━━━ RECORDS TO USE
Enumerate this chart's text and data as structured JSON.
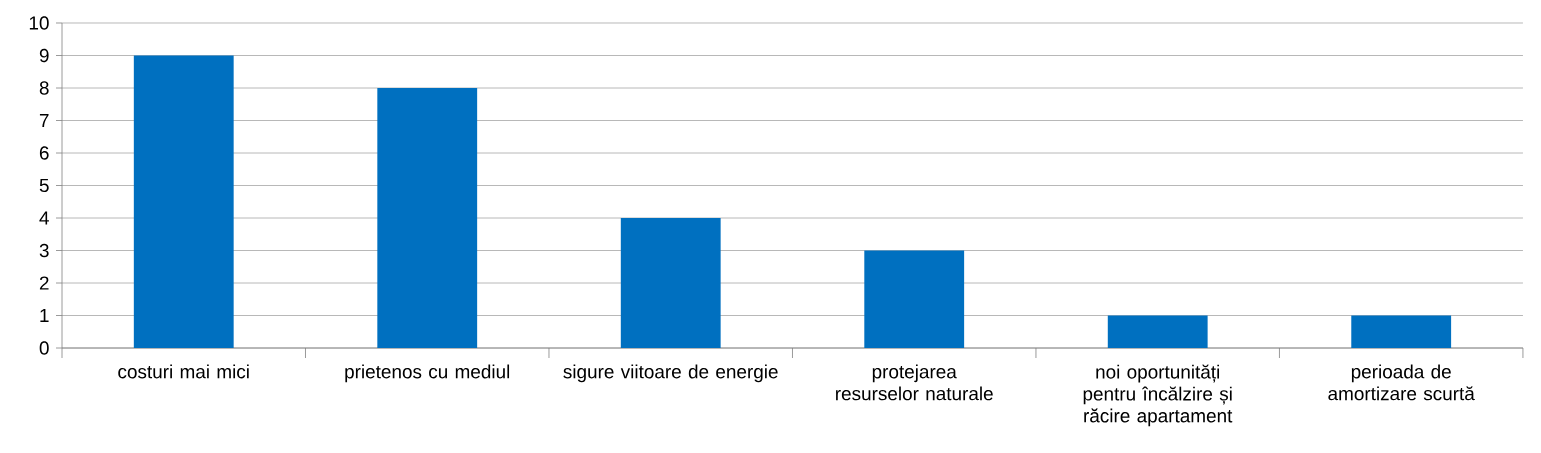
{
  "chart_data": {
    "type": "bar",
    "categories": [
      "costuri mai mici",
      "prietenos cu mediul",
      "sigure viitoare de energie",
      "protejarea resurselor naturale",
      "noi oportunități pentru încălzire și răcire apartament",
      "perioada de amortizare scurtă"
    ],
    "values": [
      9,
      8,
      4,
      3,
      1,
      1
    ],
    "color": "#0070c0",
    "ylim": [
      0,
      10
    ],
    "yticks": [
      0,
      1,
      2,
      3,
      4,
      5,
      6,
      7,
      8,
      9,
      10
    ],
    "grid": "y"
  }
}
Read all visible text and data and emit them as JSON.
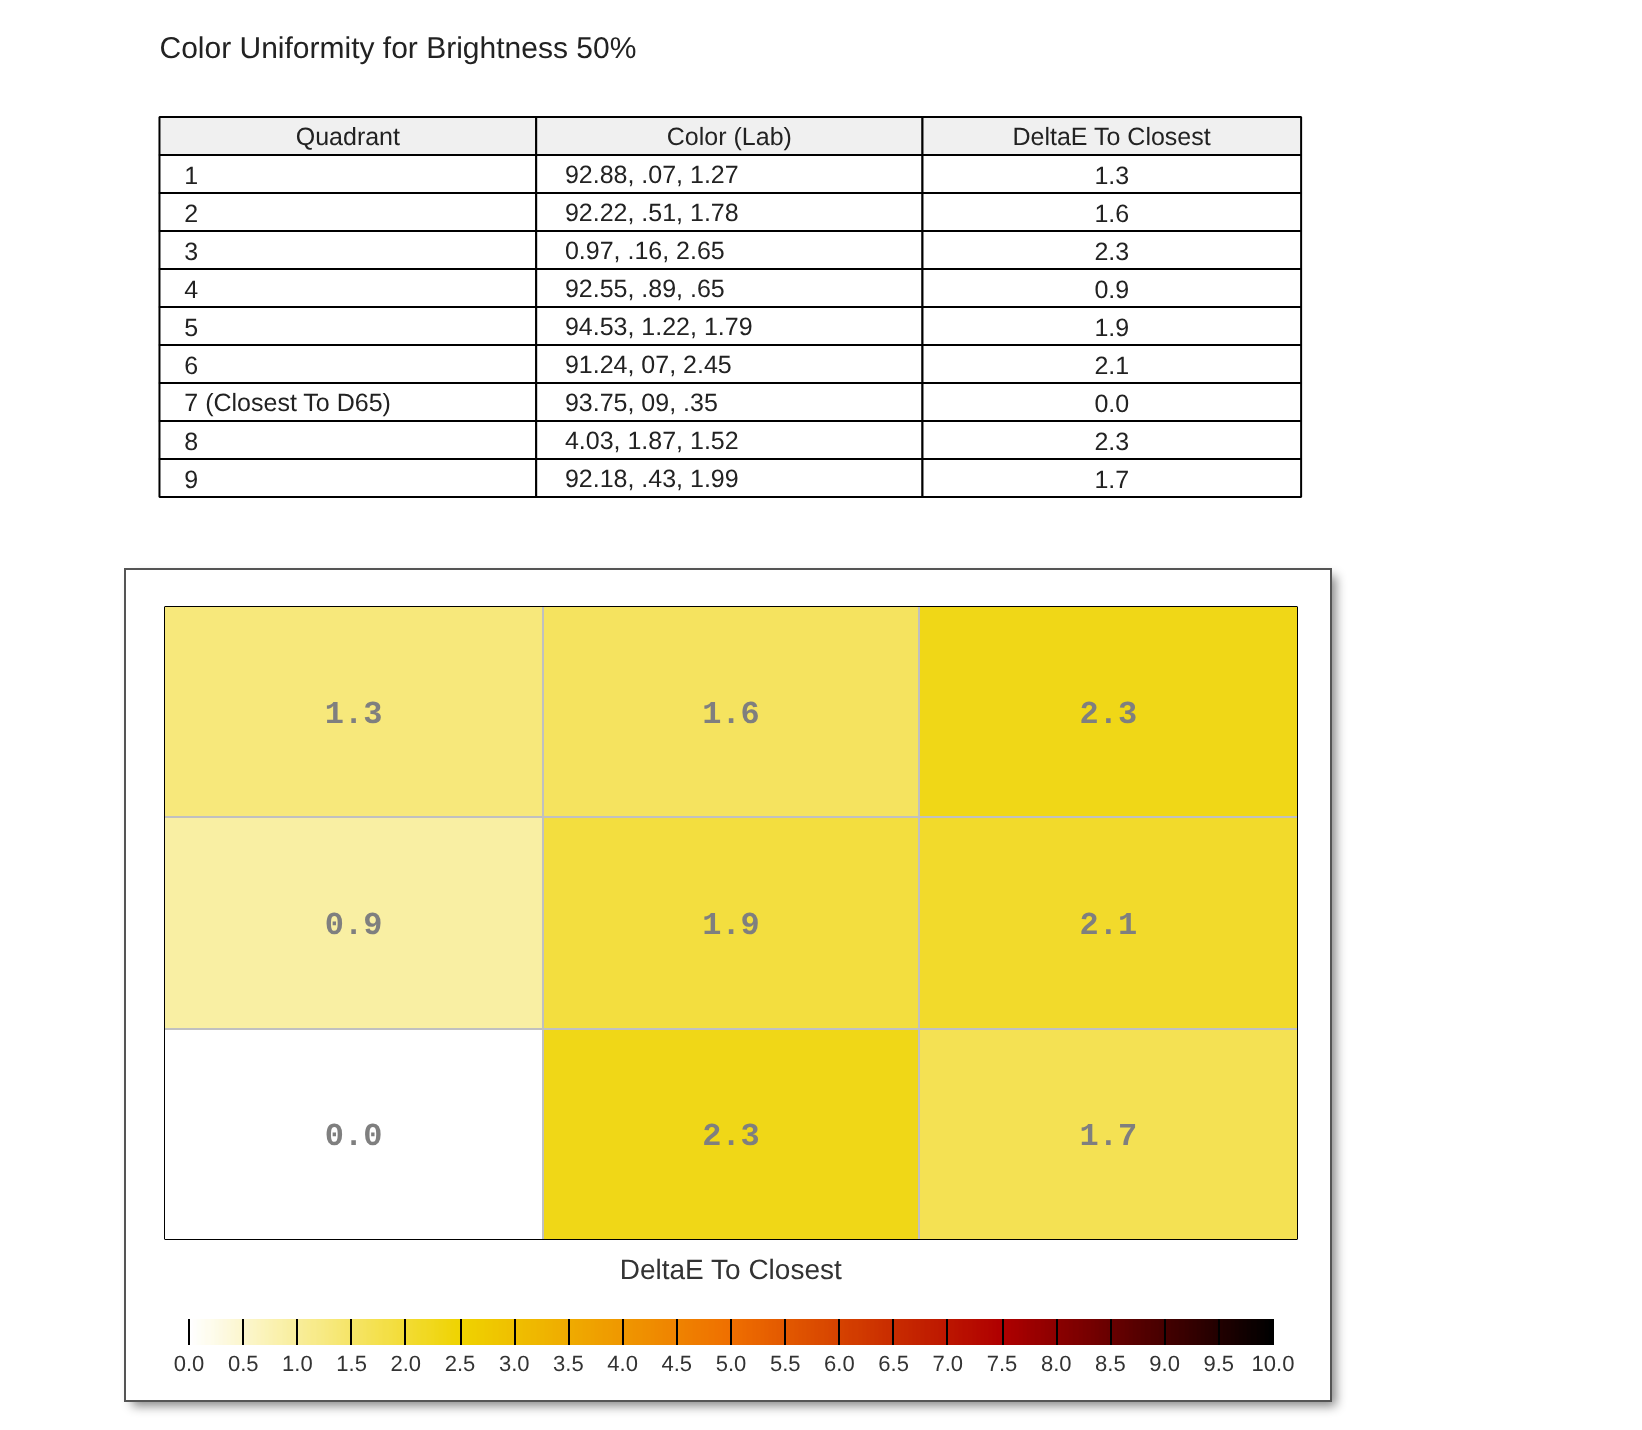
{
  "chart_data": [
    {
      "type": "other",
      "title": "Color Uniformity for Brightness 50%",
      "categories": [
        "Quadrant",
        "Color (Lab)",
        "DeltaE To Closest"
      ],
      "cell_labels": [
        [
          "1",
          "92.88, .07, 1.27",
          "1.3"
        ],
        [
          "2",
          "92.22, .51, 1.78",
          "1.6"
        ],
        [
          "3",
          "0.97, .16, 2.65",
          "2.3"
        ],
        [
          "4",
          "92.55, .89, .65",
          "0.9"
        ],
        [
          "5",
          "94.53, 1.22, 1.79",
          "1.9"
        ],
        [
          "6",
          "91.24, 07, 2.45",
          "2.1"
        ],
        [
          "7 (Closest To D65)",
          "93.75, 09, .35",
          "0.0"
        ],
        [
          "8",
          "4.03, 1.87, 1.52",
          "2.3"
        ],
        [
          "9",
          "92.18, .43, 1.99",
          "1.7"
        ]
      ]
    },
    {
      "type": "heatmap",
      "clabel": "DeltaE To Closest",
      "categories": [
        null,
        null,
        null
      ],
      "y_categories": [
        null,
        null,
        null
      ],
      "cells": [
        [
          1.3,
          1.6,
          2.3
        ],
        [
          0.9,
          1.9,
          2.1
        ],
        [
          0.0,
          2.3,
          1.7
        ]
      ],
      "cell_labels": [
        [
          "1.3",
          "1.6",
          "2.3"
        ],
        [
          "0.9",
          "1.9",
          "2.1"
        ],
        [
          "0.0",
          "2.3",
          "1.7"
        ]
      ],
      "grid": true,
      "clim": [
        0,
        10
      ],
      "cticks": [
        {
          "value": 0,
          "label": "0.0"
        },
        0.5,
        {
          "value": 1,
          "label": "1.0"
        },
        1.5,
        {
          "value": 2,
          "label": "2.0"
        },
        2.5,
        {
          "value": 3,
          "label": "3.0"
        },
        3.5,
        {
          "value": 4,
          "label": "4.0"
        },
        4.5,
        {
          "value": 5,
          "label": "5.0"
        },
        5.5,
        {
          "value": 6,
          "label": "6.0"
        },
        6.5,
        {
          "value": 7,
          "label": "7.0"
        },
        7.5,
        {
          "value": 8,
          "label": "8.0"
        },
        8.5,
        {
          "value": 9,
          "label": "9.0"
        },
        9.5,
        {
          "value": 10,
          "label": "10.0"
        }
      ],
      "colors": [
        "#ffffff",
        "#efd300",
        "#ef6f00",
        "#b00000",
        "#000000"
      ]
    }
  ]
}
━━━━━━
YOUR OBJECTIVE
Exactly reproduce the entries above, minus the pictures.

SOLUTION FOR THIS PROBLEM
Enumerate this chart's text and data as structured JSON.
{
  "chart_data": {
    "type": "bar",
    "categories": [
      "costuri mai mici",
      "prietenos cu mediul",
      "sigure viitoare de energie",
      "protejarea resurselor naturale",
      "noi oportunități pentru încălzire și răcire apartament",
      "perioada de amortizare scurtă"
    ],
    "values": [
      9,
      8,
      4,
      3,
      1,
      1
    ],
    "color": "#0070c0",
    "ylim": [
      0,
      10
    ],
    "yticks": [
      0,
      1,
      2,
      3,
      4,
      5,
      6,
      7,
      8,
      9,
      10
    ],
    "grid": "y"
  }
}
Read all visible text and data and emit them as JSON.
{
  "chart_data": [
    {
      "type": "other",
      "title": "Color Uniformity for Brightness 50%",
      "categories": [
        "Quadrant",
        "Color (Lab)",
        "DeltaE To Closest"
      ],
      "cell_labels": [
        [
          "1",
          "92.88, .07, 1.27",
          "1.3"
        ],
        [
          "2",
          "92.22, .51, 1.78",
          "1.6"
        ],
        [
          "3",
          "0.97, .16, 2.65",
          "2.3"
        ],
        [
          "4",
          "92.55, .89, .65",
          "0.9"
        ],
        [
          "5",
          "94.53, 1.22, 1.79",
          "1.9"
        ],
        [
          "6",
          "91.24, 07, 2.45",
          "2.1"
        ],
        [
          "7 (Closest To D65)",
          "93.75, 09, .35",
          "0.0"
        ],
        [
          "8",
          "4.03, 1.87, 1.52",
          "2.3"
        ],
        [
          "9",
          "92.18, .43, 1.99",
          "1.7"
        ]
      ]
    },
    {
      "type": "heatmap",
      "clabel": "DeltaE To Closest",
      "categories": [
        null,
        null,
        null
      ],
      "y_categories": [
        null,
        null,
        null
      ],
      "cells": [
        [
          1.3,
          1.6,
          2.3
        ],
        [
          0.9,
          1.9,
          2.1
        ],
        [
          0.0,
          2.3,
          1.7
        ]
      ],
      "cell_labels": [
        [
          "1.3",
          "1.6",
          "2.3"
        ],
        [
          "0.9",
          "1.9",
          "2.1"
        ],
        [
          "0.0",
          "2.3",
          "1.7"
        ]
      ],
      "grid": true,
      "clim": [
        0,
        10
      ],
      "cticks": [
        {
          "value": 0,
          "label": "0.0"
        },
        0.5,
        {
          "value": 1,
          "label": "1.0"
        },
        1.5,
        {
          "value": 2,
          "label": "2.0"
        },
        2.5,
        {
          "value": 3,
          "label": "3.0"
        },
        3.5,
        {
          "value": 4,
          "label": "4.0"
        },
        4.5,
        {
          "value": 5,
          "label": "5.0"
        },
        5.5,
        {
          "value": 6,
          "label": "6.0"
        },
        6.5,
        {
          "value": 7,
          "label": "7.0"
        },
        7.5,
        {
          "value": 8,
          "label": "8.0"
        },
        8.5,
        {
          "value": 9,
          "label": "9.0"
        },
        9.5,
        {
          "value": 10,
          "label": "10.0"
        }
      ],
      "colors": [
        "#ffffff",
        "#efd300",
        "#ef6f00",
        "#b00000",
        "#000000"
      ]
    }
  ]
}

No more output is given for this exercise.